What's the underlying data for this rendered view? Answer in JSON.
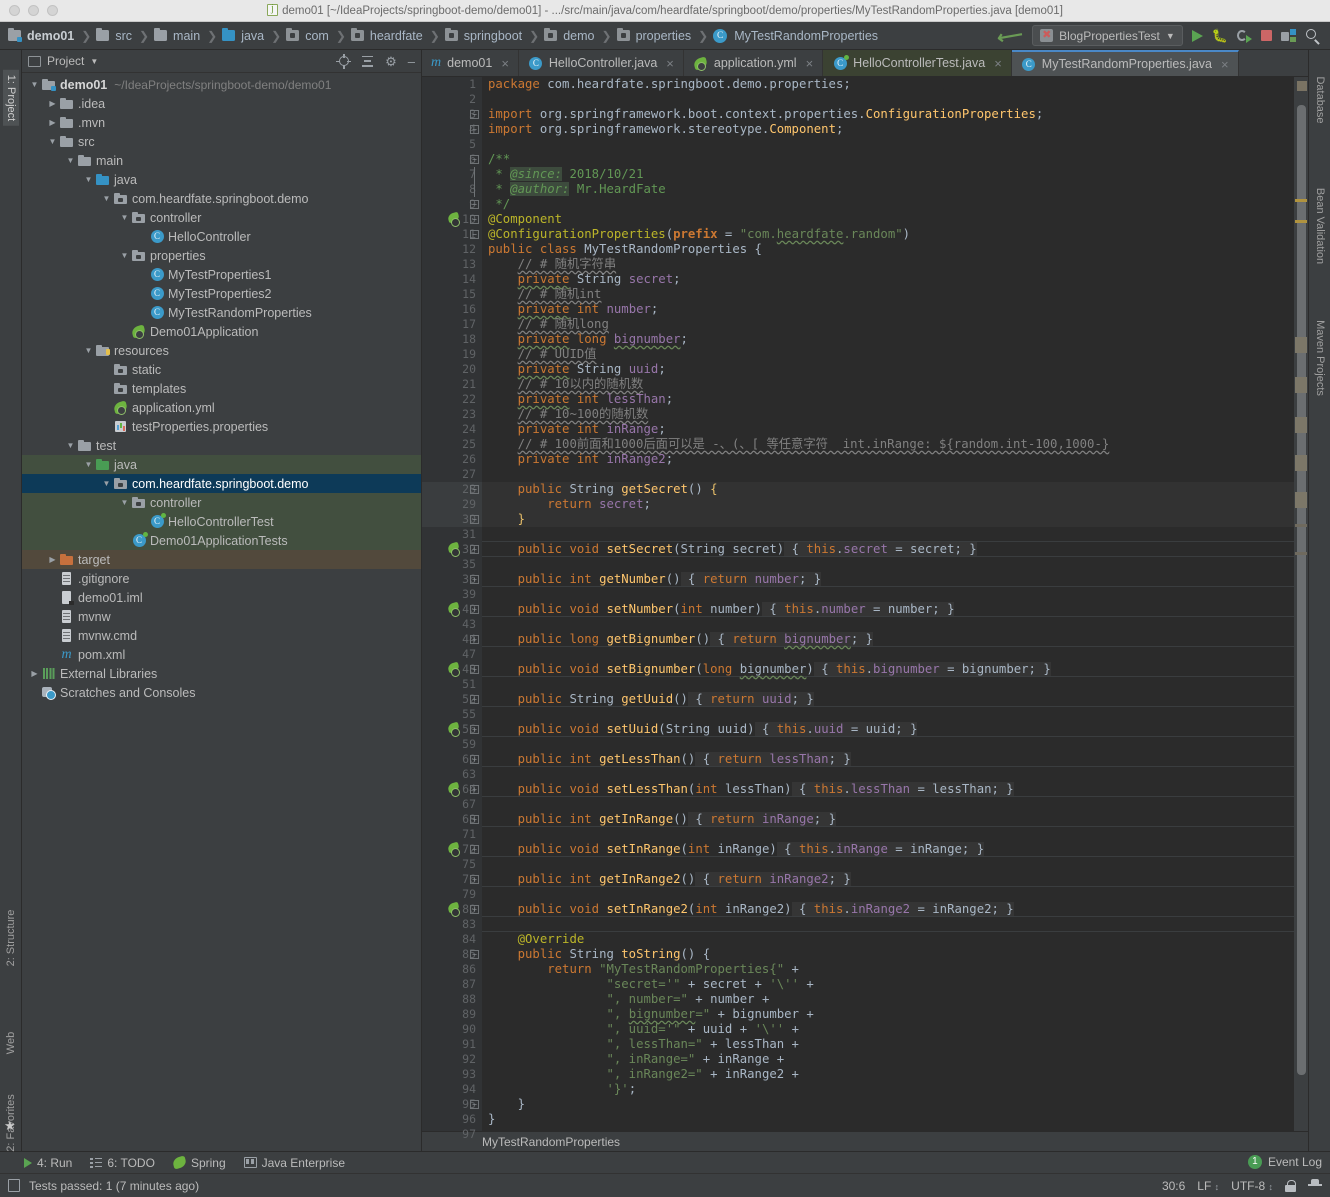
{
  "window": {
    "title": "demo01 [~/IdeaProjects/springboot-demo/demo01] - .../src/main/java/com/heardfate/springboot/demo/properties/MyTestRandomProperties.java [demo01]",
    "app_icon": "intellij-idea-icon"
  },
  "navbar": {
    "crumbs": [
      {
        "label": "demo01",
        "icon": "module-folder-icon",
        "bold": true
      },
      {
        "label": "src",
        "icon": "folder-icon",
        "bold": false
      },
      {
        "label": "main",
        "icon": "folder-icon",
        "bold": false
      },
      {
        "label": "java",
        "icon": "source-root-folder-icon",
        "bold": false
      },
      {
        "label": "com",
        "icon": "package-icon",
        "bold": false
      },
      {
        "label": "heardfate",
        "icon": "package-icon",
        "bold": false
      },
      {
        "label": "springboot",
        "icon": "package-icon",
        "bold": false
      },
      {
        "label": "demo",
        "icon": "package-icon",
        "bold": false
      },
      {
        "label": "properties",
        "icon": "package-icon",
        "bold": false
      },
      {
        "label": "MyTestRandomProperties",
        "icon": "class-icon",
        "bold": false
      }
    ],
    "run_config": "BlogPropertiesTest",
    "buttons": [
      "back-arrow-icon",
      "run-icon",
      "debug-icon",
      "run-coverage-icon",
      "stop-icon",
      "build-icon",
      "search-everywhere-icon"
    ]
  },
  "project_pane": {
    "title": "Project",
    "header_actions": [
      "locate-icon",
      "collapse-all-icon",
      "settings-gear-icon",
      "hide-icon"
    ],
    "tree": [
      {
        "label": "demo01",
        "sub": "~/IdeaProjects/springboot-demo/demo01",
        "depth": 0,
        "arrow": "down",
        "icon": "module-folder-icon",
        "bold": true
      },
      {
        "label": ".idea",
        "depth": 1,
        "arrow": "right",
        "icon": "folder-icon"
      },
      {
        "label": ".mvn",
        "depth": 1,
        "arrow": "right",
        "icon": "folder-icon"
      },
      {
        "label": "src",
        "depth": 1,
        "arrow": "down",
        "icon": "folder-icon"
      },
      {
        "label": "main",
        "depth": 2,
        "arrow": "down",
        "icon": "folder-icon"
      },
      {
        "label": "java",
        "depth": 3,
        "arrow": "down",
        "icon": "source-root-folder-icon"
      },
      {
        "label": "com.heardfate.springboot.demo",
        "depth": 4,
        "arrow": "down",
        "icon": "package-icon"
      },
      {
        "label": "controller",
        "depth": 5,
        "arrow": "down",
        "icon": "package-icon"
      },
      {
        "label": "HelloController",
        "depth": 6,
        "arrow": "none",
        "icon": "class-icon"
      },
      {
        "label": "properties",
        "depth": 5,
        "arrow": "down",
        "icon": "package-icon"
      },
      {
        "label": "MyTestProperties1",
        "depth": 6,
        "arrow": "none",
        "icon": "class-icon"
      },
      {
        "label": "MyTestProperties2",
        "depth": 6,
        "arrow": "none",
        "icon": "class-icon"
      },
      {
        "label": "MyTestRandomProperties",
        "depth": 6,
        "arrow": "none",
        "icon": "class-icon"
      },
      {
        "label": "Demo01Application",
        "depth": 5,
        "arrow": "none",
        "icon": "spring-class-icon"
      },
      {
        "label": "resources",
        "depth": 3,
        "arrow": "down",
        "icon": "resource-folder-icon"
      },
      {
        "label": "static",
        "depth": 4,
        "arrow": "none",
        "icon": "package-icon"
      },
      {
        "label": "templates",
        "depth": 4,
        "arrow": "none",
        "icon": "package-icon"
      },
      {
        "label": "application.yml",
        "depth": 4,
        "arrow": "none",
        "icon": "spring-yaml-icon"
      },
      {
        "label": "testProperties.properties",
        "depth": 4,
        "arrow": "none",
        "icon": "properties-file-icon"
      },
      {
        "label": "test",
        "depth": 2,
        "arrow": "down",
        "icon": "folder-icon"
      },
      {
        "label": "java",
        "depth": 3,
        "arrow": "down",
        "icon": "test-source-root-icon",
        "highlight": "green"
      },
      {
        "label": "com.heardfate.springboot.demo",
        "depth": 4,
        "arrow": "down",
        "icon": "package-icon",
        "selected": true
      },
      {
        "label": "controller",
        "depth": 5,
        "arrow": "down",
        "icon": "package-icon",
        "highlight": "green"
      },
      {
        "label": "HelloControllerTest",
        "depth": 6,
        "arrow": "none",
        "icon": "test-class-icon",
        "highlight": "green"
      },
      {
        "label": "Demo01ApplicationTests",
        "depth": 5,
        "arrow": "none",
        "icon": "test-class-icon",
        "highlight": "green"
      },
      {
        "label": "target",
        "depth": 1,
        "arrow": "right",
        "icon": "excluded-folder-icon",
        "highlight": "brown"
      },
      {
        "label": ".gitignore",
        "depth": 1,
        "arrow": "none",
        "icon": "file-icon"
      },
      {
        "label": "demo01.iml",
        "depth": 1,
        "arrow": "none",
        "icon": "iml-file-icon"
      },
      {
        "label": "mvnw",
        "depth": 1,
        "arrow": "none",
        "icon": "file-icon"
      },
      {
        "label": "mvnw.cmd",
        "depth": 1,
        "arrow": "none",
        "icon": "file-icon"
      },
      {
        "label": "pom.xml",
        "depth": 1,
        "arrow": "none",
        "icon": "maven-pom-icon"
      },
      {
        "label": "External Libraries",
        "depth": 0,
        "arrow": "right",
        "icon": "libraries-icon"
      },
      {
        "label": "Scratches and Consoles",
        "depth": 0,
        "arrow": "none",
        "icon": "scratches-icon"
      }
    ]
  },
  "left_rail": [
    {
      "label": "1: Project",
      "active": true
    },
    {
      "label": "2: Structure",
      "active": false
    },
    {
      "label": "Web",
      "active": false
    },
    {
      "label": "2: Favorites",
      "active": false
    }
  ],
  "right_rail": [
    {
      "label": "Database"
    },
    {
      "label": "Bean Validation"
    },
    {
      "label": "Maven Projects"
    }
  ],
  "tabs": [
    {
      "label": "demo01",
      "icon": "maven-module-icon",
      "state": "normal"
    },
    {
      "label": "HelloController.java",
      "icon": "class-icon",
      "state": "normal"
    },
    {
      "label": "application.yml",
      "icon": "spring-yaml-icon",
      "state": "normal"
    },
    {
      "label": "HelloControllerTest.java",
      "icon": "test-class-icon",
      "state": "green"
    },
    {
      "label": "MyTestRandomProperties.java",
      "icon": "class-icon",
      "state": "selected"
    }
  ],
  "editor": {
    "file_breadcrumb": "MyTestRandomProperties",
    "lines": [
      {
        "n": "1",
        "html": "<span class='kw'>package</span> com.heardfate.springboot.demo.properties;"
      },
      {
        "n": "2",
        "html": ""
      },
      {
        "n": "3",
        "html": "<span class='kw'>import</span> org.springframework.boot.context.properties.<span class='mth'>ConfigurationProperties</span>;",
        "fold": "minus"
      },
      {
        "n": "4",
        "html": "<span class='kw'>import</span> org.springframework.stereotype.<span class='mth'>Component</span>;",
        "fold": "minus"
      },
      {
        "n": "5",
        "html": ""
      },
      {
        "n": "6",
        "html": "<span class='doc'>/**</span>",
        "fold": "minus"
      },
      {
        "n": "7",
        "html": "<span class='doc'> * </span><span class='dtag hl-doc'>@since:</span><span class='doc'> 2018/10/21</span>",
        "fold": "bar"
      },
      {
        "n": "8",
        "html": "<span class='doc'> * </span><span class='dtag hl-doc'>@author:</span><span class='doc'> Mr.HeardFate</span>",
        "fold": "bar"
      },
      {
        "n": "9",
        "html": "<span class='doc'> */</span>",
        "fold": "minus"
      },
      {
        "n": "10",
        "html": "<span class='ann'>@Component</span>",
        "gutter": "spring",
        "fold": "minus"
      },
      {
        "n": "11",
        "html": "<span class='ann'>@ConfigurationProperties</span>(<span class='kwb'>prefix</span> = <span class='str'>\"com.</span><span class='str wavy'>heardfate</span><span class='str'>.random\"</span>)",
        "fold": "minus"
      },
      {
        "n": "12",
        "html": "<span class='kw'>public class </span><span class='typ'>MyTestRandomProperties </span>{",
        "gutter": "bean"
      },
      {
        "n": "13",
        "html": "    <span class='cmt-u'>// # 随机字符串</span>"
      },
      {
        "n": "14",
        "html": "    <span class='kw wavy'>private</span> <span class='typ'>String </span><span class='fld'>secret</span>;"
      },
      {
        "n": "15",
        "html": "    <span class='cmt-u'>// # 随机int</span>"
      },
      {
        "n": "16",
        "html": "    <span class='kw wavy'>private</span> <span class='kw'>int </span><span class='fld'>number</span>;"
      },
      {
        "n": "17",
        "html": "    <span class='cmt-u'>// # 随机long</span>"
      },
      {
        "n": "18",
        "html": "    <span class='kw wavy'>private</span> <span class='kw'>long </span><span class='fld wavy'>bignumber</span>;"
      },
      {
        "n": "19",
        "html": "    <span class='cmt-u'>// # UUID值</span>"
      },
      {
        "n": "20",
        "html": "    <span class='kw wavy'>private</span> <span class='typ'>String </span><span class='fld'>uuid</span>;"
      },
      {
        "n": "21",
        "html": "    <span class='cmt-u'>// # 10以内的随机数</span>"
      },
      {
        "n": "22",
        "html": "    <span class='kw wavy'>private</span> <span class='kw'>int </span><span class='fld'>lessThan</span>;"
      },
      {
        "n": "23",
        "html": "    <span class='cmt-u'>// # 10~100的随机数</span>"
      },
      {
        "n": "24",
        "html": "    <span class='kw'>private</span> <span class='kw'>int </span><span class='fld'>inRange</span>;"
      },
      {
        "n": "25",
        "html": "    <span class='cmt-u'>// # 100前面和1000后面可以是 -、(、[ 等任意字符  int.inRange: ${random.int-100,1000-}</span>"
      },
      {
        "n": "26",
        "html": "    <span class='kw'>private</span> <span class='kw'>int </span><span class='fld'>inRange2</span>;"
      },
      {
        "n": "27",
        "html": ""
      },
      {
        "n": "28",
        "html": "    <span class='kw'>public </span><span class='typ'>String </span><span class='mth'>getSecret</span>() <span class='brace-y'>{</span>",
        "fold": "minus",
        "cur": true
      },
      {
        "n": "29",
        "html": "        <span class='kw'>return </span><span class='fld'>secret</span>;",
        "cur": true
      },
      {
        "n": "30",
        "html": "    <span class='brace-y'>}</span>",
        "fold": "minus",
        "cur": true
      },
      {
        "n": "31",
        "html": "",
        "sepbelow": true
      },
      {
        "n": "32",
        "html": "    <span class='kw'>public void </span><span class='mth'>setSecret</span>(<span class='typ'>String </span><span class='white'>secret</span>)<span class='inl'> { </span><span class='kw inl'>this</span><span class='inl'>.</span><span class='fld inl'>secret </span><span class='inl'>= secret; </span><span class='inl'>}</span>",
        "gutter": "spring",
        "fold": "plus",
        "sepbelow": true
      },
      {
        "n": "35",
        "html": ""
      },
      {
        "n": "36",
        "html": "    <span class='kw'>public int </span><span class='mth'>getNumber</span>()<span class='inl'> { </span><span class='kw inl'>return </span><span class='fld inl'>number</span><span class='inl'>; }</span>",
        "fold": "plus",
        "sepbelow": true
      },
      {
        "n": "39",
        "html": ""
      },
      {
        "n": "40",
        "html": "    <span class='kw'>public void </span><span class='mth'>setNumber</span>(<span class='kw'>int </span><span class='white'>number</span>)<span class='inl'> { </span><span class='kw inl'>this</span><span class='inl'>.</span><span class='fld inl'>number </span><span class='inl'>= number; }</span>",
        "gutter": "spring",
        "fold": "plus",
        "sepbelow": true
      },
      {
        "n": "43",
        "html": ""
      },
      {
        "n": "44",
        "html": "    <span class='kw'>public long </span><span class='mth'>getBignumber</span>()<span class='inl'> { </span><span class='kw inl'>return </span><span class='fld inl wavy'>bignumber</span><span class='inl'>; }</span>",
        "fold": "plus",
        "sepbelow": true
      },
      {
        "n": "47",
        "html": ""
      },
      {
        "n": "48",
        "html": "    <span class='kw'>public void </span><span class='mth'>setBignumber</span>(<span class='kw'>long </span><span class='white wavy'>bignumber</span>)<span class='inl'> { </span><span class='kw inl'>this</span><span class='inl'>.</span><span class='fld inl'>bignumber </span><span class='inl'>= bignumber; }</span>",
        "gutter": "spring",
        "fold": "plus",
        "sepbelow": true
      },
      {
        "n": "51",
        "html": ""
      },
      {
        "n": "52",
        "html": "    <span class='kw'>public </span><span class='typ'>String </span><span class='mth'>getUuid</span>()<span class='inl'> { </span><span class='kw inl'>return </span><span class='fld inl'>uuid</span><span class='inl'>; }</span>",
        "fold": "plus",
        "sepbelow": true
      },
      {
        "n": "55",
        "html": ""
      },
      {
        "n": "56",
        "html": "    <span class='kw'>public void </span><span class='mth'>setUuid</span>(<span class='typ'>String </span><span class='white'>uuid</span>)<span class='inl'> { </span><span class='kw inl'>this</span><span class='inl'>.</span><span class='fld inl'>uuid </span><span class='inl'>= uuid; }</span>",
        "gutter": "spring",
        "fold": "plus",
        "sepbelow": true
      },
      {
        "n": "59",
        "html": ""
      },
      {
        "n": "60",
        "html": "    <span class='kw'>public int </span><span class='mth'>getLessThan</span>()<span class='inl'> { </span><span class='kw inl'>return </span><span class='fld inl'>lessThan</span><span class='inl'>; }</span>",
        "fold": "plus",
        "sepbelow": true
      },
      {
        "n": "63",
        "html": ""
      },
      {
        "n": "64",
        "html": "    <span class='kw'>public void </span><span class='mth'>setLessThan</span>(<span class='kw'>int </span><span class='white'>lessThan</span>)<span class='inl'> { </span><span class='kw inl'>this</span><span class='inl'>.</span><span class='fld inl'>lessThan </span><span class='inl'>= lessThan; }</span>",
        "gutter": "spring",
        "fold": "plus",
        "sepbelow": true
      },
      {
        "n": "67",
        "html": ""
      },
      {
        "n": "68",
        "html": "    <span class='kw'>public int </span><span class='mth'>getInRange</span>()<span class='inl'> { </span><span class='kw inl'>return </span><span class='fld inl'>inRange</span><span class='inl'>; }</span>",
        "fold": "plus",
        "sepbelow": true
      },
      {
        "n": "71",
        "html": ""
      },
      {
        "n": "72",
        "html": "    <span class='kw'>public void </span><span class='mth'>setInRange</span>(<span class='kw'>int </span><span class='white'>inRange</span>)<span class='inl'> { </span><span class='kw inl'>this</span><span class='inl'>.</span><span class='fld inl'>inRange </span><span class='inl'>= inRange; }</span>",
        "gutter": "spring",
        "fold": "plus",
        "sepbelow": true
      },
      {
        "n": "75",
        "html": ""
      },
      {
        "n": "76",
        "html": "    <span class='kw'>public int </span><span class='mth'>getInRange2</span>()<span class='inl'> { </span><span class='kw inl'>return </span><span class='fld inl'>inRange2</span><span class='inl'>; }</span>",
        "fold": "plus",
        "sepbelow": true
      },
      {
        "n": "79",
        "html": ""
      },
      {
        "n": "80",
        "html": "    <span class='kw'>public void </span><span class='mth'>setInRange2</span>(<span class='kw'>int </span><span class='white'>inRange2</span>)<span class='inl'> { </span><span class='kw inl'>this</span><span class='inl'>.</span><span class='fld inl'>inRange2 </span><span class='inl'>= inRange2; }</span>",
        "gutter": "spring",
        "fold": "plus",
        "sepbelow": true
      },
      {
        "n": "83",
        "html": "",
        "sepbelow": true
      },
      {
        "n": "84",
        "html": "    <span class='ann'>@Override</span>"
      },
      {
        "n": "85",
        "html": "    <span class='kw'>public </span><span class='typ'>String </span><span class='mth'>toString</span>() {",
        "gutter": "override",
        "fold": "minus"
      },
      {
        "n": "86",
        "html": "        <span class='kw'>return </span><span class='str'>\"MyTestRandomProperties{\"</span> +"
      },
      {
        "n": "87",
        "html": "                <span class='str'>\"secret='\"</span> + secret + <span class='str'>'\\<span class=\"kw\"></span>''</span> +"
      },
      {
        "n": "88",
        "html": "                <span class='str'>\", number=\"</span> + number +"
      },
      {
        "n": "89",
        "html": "                <span class='str'>\", </span><span class='str wavy'>bignumber</span><span class='str'>=\"</span> + bignumber +"
      },
      {
        "n": "90",
        "html": "                <span class='str'>\", uuid='\"</span> + uuid + <span class='str'>'\\''</span> +"
      },
      {
        "n": "91",
        "html": "                <span class='str'>\", lessThan=\"</span> + lessThan +"
      },
      {
        "n": "92",
        "html": "                <span class='str'>\", inRange=\"</span> + inRange +"
      },
      {
        "n": "93",
        "html": "                <span class='str'>\", inRange2=\"</span> + inRange2 +"
      },
      {
        "n": "94",
        "html": "                <span class='str'>'}'</span>;"
      },
      {
        "n": "95",
        "html": "    }",
        "fold": "minus"
      },
      {
        "n": "96",
        "html": "}"
      },
      {
        "n": "97",
        "html": ""
      }
    ]
  },
  "toolwindow_bar": [
    {
      "label": "4: Run",
      "icon": "run-icon",
      "mnemonic": "4"
    },
    {
      "label": "6: TODO",
      "icon": "todo-icon",
      "mnemonic": "6"
    },
    {
      "label": "Spring",
      "icon": "spring-icon",
      "mnemonic": ""
    },
    {
      "label": "Java Enterprise",
      "icon": "java-enterprise-icon",
      "mnemonic": ""
    }
  ],
  "status_bar": {
    "message": "Tests passed: 1 (7 minutes ago)",
    "event_log": "Event Log",
    "event_count": "1",
    "caret_position": "30:6",
    "line_separator": "LF",
    "encoding": "UTF-8",
    "lock_icon": "read-only-lock-icon",
    "hat_icon": "power-save-hat-icon"
  }
}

Exercise instructions: Select every line in the material above where the string "yaml" occurs, and copy it.

Solution to the exercise:
        "icon": "spring-yaml-icon"
      "icon": "spring-yaml-icon",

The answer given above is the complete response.